Task instructions:
Check every line of the entries below for the word "quarters", and copy the ones that have it.
::: Record list :::
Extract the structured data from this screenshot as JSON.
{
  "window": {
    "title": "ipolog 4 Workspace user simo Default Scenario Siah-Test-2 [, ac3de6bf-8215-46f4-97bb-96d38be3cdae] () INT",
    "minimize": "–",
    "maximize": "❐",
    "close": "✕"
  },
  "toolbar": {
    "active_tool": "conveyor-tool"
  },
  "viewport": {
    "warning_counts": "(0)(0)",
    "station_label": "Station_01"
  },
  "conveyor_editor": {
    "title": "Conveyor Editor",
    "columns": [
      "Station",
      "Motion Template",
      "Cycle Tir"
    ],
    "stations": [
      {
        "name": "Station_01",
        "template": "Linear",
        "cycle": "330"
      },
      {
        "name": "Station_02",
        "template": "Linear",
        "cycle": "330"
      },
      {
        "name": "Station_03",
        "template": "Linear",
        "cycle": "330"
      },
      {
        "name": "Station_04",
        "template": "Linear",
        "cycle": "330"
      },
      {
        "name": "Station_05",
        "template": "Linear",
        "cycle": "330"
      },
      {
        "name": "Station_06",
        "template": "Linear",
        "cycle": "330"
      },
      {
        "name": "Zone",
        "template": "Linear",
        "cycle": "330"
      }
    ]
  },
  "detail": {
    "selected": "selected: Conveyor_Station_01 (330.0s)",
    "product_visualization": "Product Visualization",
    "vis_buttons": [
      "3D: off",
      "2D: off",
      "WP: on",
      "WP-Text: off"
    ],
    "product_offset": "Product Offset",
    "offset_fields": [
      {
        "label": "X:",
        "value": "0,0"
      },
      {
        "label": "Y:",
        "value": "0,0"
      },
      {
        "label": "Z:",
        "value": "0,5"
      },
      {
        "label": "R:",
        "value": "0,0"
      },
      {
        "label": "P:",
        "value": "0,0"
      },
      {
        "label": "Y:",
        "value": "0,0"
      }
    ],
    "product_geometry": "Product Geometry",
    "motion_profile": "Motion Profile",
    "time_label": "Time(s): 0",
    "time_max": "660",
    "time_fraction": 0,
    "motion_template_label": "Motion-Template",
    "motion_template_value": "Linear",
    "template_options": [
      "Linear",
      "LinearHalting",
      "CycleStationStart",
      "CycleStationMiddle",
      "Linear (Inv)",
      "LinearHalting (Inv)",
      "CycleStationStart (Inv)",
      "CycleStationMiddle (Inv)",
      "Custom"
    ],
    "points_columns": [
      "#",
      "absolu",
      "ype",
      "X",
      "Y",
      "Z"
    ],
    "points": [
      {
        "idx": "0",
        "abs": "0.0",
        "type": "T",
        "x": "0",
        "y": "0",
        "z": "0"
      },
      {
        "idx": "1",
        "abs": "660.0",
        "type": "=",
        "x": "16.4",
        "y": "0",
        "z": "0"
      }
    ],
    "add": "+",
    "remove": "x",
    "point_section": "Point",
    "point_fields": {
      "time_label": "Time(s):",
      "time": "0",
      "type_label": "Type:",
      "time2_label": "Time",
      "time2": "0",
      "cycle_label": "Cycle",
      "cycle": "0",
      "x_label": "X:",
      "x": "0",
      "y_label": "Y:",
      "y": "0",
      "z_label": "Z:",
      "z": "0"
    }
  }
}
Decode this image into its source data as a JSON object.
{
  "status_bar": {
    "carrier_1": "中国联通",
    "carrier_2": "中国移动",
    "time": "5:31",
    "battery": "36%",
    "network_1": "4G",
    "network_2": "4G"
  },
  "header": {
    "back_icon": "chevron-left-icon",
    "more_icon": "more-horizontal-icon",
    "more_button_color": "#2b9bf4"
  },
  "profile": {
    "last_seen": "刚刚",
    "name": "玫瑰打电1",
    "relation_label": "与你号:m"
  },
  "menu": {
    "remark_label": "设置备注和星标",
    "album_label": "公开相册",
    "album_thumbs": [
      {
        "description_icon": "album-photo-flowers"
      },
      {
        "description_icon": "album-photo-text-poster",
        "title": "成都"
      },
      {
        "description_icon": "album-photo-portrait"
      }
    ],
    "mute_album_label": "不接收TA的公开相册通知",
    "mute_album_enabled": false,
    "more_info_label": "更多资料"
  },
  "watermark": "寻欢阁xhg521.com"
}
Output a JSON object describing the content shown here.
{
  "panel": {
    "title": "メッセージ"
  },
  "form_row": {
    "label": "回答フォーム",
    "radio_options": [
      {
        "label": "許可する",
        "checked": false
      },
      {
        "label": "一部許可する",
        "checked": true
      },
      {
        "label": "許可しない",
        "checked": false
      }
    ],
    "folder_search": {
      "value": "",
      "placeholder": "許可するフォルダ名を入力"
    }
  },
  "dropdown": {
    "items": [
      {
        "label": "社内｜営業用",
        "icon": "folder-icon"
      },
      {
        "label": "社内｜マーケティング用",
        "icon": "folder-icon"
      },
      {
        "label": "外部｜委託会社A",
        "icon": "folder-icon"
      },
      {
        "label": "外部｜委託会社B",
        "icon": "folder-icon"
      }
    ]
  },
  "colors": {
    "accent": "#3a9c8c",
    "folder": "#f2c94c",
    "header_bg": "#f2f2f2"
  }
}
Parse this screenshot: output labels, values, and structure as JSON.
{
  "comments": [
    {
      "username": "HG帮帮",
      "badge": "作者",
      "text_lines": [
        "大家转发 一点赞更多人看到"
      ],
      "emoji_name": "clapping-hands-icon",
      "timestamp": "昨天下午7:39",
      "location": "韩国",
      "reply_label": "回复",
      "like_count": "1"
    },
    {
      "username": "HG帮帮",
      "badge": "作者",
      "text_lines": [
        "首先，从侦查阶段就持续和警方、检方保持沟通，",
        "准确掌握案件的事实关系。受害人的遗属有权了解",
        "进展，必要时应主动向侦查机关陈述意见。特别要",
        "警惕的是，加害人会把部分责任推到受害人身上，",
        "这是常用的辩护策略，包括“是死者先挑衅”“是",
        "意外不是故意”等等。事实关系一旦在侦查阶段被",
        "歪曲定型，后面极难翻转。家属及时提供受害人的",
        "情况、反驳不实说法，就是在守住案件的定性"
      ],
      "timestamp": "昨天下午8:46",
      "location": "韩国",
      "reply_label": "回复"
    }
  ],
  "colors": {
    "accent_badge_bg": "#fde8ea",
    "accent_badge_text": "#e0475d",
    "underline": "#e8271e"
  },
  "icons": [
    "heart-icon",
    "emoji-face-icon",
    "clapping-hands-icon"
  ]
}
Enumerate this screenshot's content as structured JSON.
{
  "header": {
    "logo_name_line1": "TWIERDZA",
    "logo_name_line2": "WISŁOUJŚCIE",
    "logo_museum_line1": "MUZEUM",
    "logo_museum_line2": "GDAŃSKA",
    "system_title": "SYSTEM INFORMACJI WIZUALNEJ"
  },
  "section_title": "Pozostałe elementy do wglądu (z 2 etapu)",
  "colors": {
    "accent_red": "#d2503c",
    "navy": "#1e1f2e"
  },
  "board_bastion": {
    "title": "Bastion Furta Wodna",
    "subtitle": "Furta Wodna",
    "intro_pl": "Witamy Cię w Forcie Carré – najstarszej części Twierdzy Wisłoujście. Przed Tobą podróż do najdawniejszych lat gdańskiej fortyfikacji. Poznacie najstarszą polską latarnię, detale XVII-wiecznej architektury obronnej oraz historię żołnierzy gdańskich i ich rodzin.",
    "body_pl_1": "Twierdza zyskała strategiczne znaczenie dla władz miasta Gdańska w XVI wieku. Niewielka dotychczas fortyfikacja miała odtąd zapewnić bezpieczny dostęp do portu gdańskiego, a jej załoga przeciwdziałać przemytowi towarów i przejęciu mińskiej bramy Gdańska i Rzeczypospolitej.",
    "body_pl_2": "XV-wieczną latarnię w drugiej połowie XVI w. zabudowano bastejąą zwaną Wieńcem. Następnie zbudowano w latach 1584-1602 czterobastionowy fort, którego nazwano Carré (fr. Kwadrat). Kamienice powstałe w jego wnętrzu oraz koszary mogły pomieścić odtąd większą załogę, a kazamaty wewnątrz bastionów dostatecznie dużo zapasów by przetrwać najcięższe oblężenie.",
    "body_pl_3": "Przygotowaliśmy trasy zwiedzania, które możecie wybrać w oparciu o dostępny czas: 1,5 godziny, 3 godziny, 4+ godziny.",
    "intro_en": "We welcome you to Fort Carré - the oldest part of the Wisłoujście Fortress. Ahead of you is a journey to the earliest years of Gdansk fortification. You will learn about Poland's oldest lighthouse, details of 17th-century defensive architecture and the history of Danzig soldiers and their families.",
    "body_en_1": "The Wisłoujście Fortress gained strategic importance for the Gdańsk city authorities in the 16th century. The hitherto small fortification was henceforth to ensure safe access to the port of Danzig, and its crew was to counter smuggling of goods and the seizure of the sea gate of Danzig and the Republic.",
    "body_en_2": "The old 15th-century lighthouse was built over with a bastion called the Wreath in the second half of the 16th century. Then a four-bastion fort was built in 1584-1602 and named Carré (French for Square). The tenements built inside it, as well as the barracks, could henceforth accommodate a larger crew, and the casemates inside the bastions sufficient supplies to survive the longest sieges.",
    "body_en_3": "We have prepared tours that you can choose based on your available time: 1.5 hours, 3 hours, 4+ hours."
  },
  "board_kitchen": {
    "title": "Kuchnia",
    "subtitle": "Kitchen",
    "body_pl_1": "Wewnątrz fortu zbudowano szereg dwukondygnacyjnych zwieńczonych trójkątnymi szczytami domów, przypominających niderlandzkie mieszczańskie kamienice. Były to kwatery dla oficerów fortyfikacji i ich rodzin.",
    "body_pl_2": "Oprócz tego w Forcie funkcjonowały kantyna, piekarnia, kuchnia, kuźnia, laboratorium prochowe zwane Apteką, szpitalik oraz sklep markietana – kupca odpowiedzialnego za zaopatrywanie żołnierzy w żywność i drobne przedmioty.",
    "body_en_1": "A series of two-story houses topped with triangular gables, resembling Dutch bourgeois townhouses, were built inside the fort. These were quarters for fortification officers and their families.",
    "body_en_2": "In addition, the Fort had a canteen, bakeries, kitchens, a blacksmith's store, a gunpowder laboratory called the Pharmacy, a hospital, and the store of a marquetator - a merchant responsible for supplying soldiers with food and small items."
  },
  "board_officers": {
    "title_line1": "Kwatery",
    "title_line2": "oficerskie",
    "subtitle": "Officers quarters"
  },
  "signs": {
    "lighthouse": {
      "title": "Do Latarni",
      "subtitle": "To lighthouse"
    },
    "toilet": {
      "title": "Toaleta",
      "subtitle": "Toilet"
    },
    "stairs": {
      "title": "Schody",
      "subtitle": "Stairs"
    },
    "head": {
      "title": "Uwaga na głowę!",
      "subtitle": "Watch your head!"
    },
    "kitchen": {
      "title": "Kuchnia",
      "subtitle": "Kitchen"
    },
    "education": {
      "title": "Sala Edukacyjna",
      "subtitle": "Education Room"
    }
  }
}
:::
Exercise result:
    "body_en_1": "A series of two-story houses topped with triangular gables, resembling Dutch bourgeois townhouses, were built inside the fort. These were quarters for fortification officers and their families.",
    "subtitle": "Officers quarters"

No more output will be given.